◆ Written exercise: Retype the material in full, keeping every word the same.

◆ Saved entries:
== == ==
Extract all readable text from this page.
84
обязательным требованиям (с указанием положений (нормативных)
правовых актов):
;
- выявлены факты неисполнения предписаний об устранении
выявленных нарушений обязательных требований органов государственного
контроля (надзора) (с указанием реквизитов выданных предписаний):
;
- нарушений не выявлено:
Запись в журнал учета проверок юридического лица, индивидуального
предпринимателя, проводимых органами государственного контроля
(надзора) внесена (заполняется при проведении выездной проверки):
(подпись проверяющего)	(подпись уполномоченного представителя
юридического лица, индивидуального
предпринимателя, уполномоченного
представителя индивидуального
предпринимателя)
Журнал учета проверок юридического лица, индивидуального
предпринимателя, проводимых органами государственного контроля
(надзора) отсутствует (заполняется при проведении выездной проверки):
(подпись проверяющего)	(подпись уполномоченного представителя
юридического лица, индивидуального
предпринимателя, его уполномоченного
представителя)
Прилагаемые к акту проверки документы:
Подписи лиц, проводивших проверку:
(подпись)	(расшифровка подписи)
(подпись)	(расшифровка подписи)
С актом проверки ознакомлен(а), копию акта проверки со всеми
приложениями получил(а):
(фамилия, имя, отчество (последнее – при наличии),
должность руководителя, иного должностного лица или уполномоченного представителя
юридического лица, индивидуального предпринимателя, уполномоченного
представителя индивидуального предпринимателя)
== == ==
◆ Exercise output:
Extract all readable text from this page.
84
обязательным требованиям (с указанием положений (нормативных)
правовых актов):
;
- выявлены факты неисполнения предписаний об устранении
выявленных нарушений обязательных требований органов государственного
контроля (надзора) (с указанием реквизитов выданных предписаний):
;
- нарушений не выявлено:
Запись в журнал учета проверок юридического лица, индивидуального
предпринимателя, проводимых органами государственного контроля
(надзора) внесена (заполняется при проведении выездной проверки):
(подпись проверяющего)	(подпись уполномоченного представителя
юридического лица, индивидуального
предпринимателя, уполномоченного
представителя индивидуального
предпринимателя)
Журнал учета проверок юридического лица, индивидуального
предпринимателя, проводимых органами государственного контроля
(надзора) отсутствует (заполняется при проведении выездной проверки):
(подпись проверяющего)	(подпись уполномоченного представителя
юридического лица, индивидуального
предпринимателя, его уполномоченного
представителя)
Прилагаемые к акту проверки документы:
Подписи лиц, проводивших проверку:
(подпись)	(расшифровка подписи)
(подпись)	(расшифровка подписи)
С актом проверки ознакомлен(а), копию акта проверки со всеми
приложениями получил(а):
(фамилия, имя, отчество (последнее – при наличии),
должность руководителя, иного должностного лица или уполномоченного представителя
юридического лица, индивидуального предпринимателя, уполномоченного
представителя индивидуального предпринимателя)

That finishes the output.